Rows from a dataset:
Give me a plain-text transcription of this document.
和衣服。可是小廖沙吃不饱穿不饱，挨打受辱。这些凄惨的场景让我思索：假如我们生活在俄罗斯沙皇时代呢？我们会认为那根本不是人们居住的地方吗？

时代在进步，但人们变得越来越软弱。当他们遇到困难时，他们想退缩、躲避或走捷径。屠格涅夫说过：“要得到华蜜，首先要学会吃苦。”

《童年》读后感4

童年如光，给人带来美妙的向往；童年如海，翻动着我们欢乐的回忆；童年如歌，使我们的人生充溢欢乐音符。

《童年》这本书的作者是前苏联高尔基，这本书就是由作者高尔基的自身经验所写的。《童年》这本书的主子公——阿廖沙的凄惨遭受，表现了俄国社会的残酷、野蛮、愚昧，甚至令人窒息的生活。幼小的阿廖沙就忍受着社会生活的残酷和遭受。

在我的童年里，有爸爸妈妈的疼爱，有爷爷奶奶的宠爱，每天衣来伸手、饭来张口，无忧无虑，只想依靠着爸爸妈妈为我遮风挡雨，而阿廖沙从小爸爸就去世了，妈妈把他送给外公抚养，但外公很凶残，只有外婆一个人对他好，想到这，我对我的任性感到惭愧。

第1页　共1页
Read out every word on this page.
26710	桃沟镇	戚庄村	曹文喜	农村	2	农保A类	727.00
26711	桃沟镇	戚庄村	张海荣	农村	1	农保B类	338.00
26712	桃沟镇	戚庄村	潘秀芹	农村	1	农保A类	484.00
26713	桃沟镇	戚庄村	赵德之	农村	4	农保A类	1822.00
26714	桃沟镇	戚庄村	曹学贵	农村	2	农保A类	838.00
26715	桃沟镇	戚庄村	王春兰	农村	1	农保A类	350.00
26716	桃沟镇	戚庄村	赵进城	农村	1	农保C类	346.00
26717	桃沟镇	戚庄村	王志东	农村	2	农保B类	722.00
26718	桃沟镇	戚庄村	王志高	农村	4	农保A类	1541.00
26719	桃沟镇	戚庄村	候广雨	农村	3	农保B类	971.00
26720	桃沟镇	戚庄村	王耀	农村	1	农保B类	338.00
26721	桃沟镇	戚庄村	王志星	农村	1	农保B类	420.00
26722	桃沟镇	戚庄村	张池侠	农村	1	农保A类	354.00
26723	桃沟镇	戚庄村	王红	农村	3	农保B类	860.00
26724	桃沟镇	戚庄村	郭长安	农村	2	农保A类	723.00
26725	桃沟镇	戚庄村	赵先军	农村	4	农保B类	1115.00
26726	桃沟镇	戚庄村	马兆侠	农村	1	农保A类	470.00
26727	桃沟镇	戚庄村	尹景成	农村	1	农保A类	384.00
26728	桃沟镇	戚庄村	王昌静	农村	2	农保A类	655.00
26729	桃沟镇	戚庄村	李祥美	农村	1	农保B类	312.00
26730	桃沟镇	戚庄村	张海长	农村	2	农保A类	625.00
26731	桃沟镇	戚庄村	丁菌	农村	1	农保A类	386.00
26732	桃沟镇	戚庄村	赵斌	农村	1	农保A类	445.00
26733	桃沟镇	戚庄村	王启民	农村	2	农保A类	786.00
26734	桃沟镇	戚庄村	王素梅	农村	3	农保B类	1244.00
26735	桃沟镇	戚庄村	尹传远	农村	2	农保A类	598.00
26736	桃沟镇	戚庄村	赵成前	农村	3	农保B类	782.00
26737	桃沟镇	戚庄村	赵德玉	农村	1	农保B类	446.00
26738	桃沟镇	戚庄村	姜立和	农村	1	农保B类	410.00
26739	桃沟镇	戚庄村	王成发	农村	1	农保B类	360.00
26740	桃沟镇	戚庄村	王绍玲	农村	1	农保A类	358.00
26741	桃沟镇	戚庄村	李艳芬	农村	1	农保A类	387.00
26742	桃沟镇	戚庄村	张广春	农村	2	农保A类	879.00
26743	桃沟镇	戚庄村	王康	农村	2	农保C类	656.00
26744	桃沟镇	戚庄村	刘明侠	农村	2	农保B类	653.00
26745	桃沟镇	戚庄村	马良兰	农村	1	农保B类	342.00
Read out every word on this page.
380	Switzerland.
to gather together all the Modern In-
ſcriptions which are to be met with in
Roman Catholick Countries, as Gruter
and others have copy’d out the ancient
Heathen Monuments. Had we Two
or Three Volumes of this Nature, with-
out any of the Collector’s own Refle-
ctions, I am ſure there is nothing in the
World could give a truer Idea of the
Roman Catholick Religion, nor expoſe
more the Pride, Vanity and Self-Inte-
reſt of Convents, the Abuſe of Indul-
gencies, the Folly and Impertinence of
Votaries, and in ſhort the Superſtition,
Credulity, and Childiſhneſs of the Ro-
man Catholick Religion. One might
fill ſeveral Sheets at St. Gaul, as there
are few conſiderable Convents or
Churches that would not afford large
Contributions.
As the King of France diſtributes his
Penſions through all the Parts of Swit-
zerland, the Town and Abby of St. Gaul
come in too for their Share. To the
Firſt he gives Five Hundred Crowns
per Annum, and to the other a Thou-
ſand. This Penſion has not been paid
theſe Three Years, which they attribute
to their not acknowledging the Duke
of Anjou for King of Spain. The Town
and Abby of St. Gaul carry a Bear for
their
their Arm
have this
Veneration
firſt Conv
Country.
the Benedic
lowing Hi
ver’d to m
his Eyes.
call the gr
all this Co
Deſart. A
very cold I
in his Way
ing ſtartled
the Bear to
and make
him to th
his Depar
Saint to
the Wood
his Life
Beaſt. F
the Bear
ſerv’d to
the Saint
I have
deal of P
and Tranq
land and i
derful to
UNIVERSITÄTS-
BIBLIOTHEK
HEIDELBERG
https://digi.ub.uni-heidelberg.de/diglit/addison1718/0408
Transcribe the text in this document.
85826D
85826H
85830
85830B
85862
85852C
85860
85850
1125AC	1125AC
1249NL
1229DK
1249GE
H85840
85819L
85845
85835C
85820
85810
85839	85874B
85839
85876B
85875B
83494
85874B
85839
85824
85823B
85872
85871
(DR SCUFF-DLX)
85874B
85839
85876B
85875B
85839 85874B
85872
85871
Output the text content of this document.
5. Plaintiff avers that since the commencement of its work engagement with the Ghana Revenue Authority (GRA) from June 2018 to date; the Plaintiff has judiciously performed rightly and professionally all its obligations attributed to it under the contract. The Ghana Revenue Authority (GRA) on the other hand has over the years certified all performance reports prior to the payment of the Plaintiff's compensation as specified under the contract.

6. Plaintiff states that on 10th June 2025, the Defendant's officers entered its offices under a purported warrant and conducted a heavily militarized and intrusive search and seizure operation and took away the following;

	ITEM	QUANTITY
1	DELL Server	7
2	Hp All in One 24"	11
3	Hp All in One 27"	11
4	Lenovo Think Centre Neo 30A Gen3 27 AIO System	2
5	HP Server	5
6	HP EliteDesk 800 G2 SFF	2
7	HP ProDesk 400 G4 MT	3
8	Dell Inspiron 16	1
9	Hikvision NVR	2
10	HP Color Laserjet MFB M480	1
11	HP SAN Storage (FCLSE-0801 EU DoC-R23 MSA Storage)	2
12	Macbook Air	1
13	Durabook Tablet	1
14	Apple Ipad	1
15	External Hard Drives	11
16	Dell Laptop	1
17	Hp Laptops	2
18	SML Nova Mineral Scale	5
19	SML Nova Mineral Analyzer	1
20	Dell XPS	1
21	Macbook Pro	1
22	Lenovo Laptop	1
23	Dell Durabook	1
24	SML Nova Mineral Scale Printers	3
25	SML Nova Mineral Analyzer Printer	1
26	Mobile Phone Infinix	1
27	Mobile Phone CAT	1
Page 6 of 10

- _DIRECTIVE_
Look above for lines with the word "Abby" and copy them all.

- _RESULT_
zerland, the Town and Abby of St. Gaul
and Abby of St. Gaul carry a Bear for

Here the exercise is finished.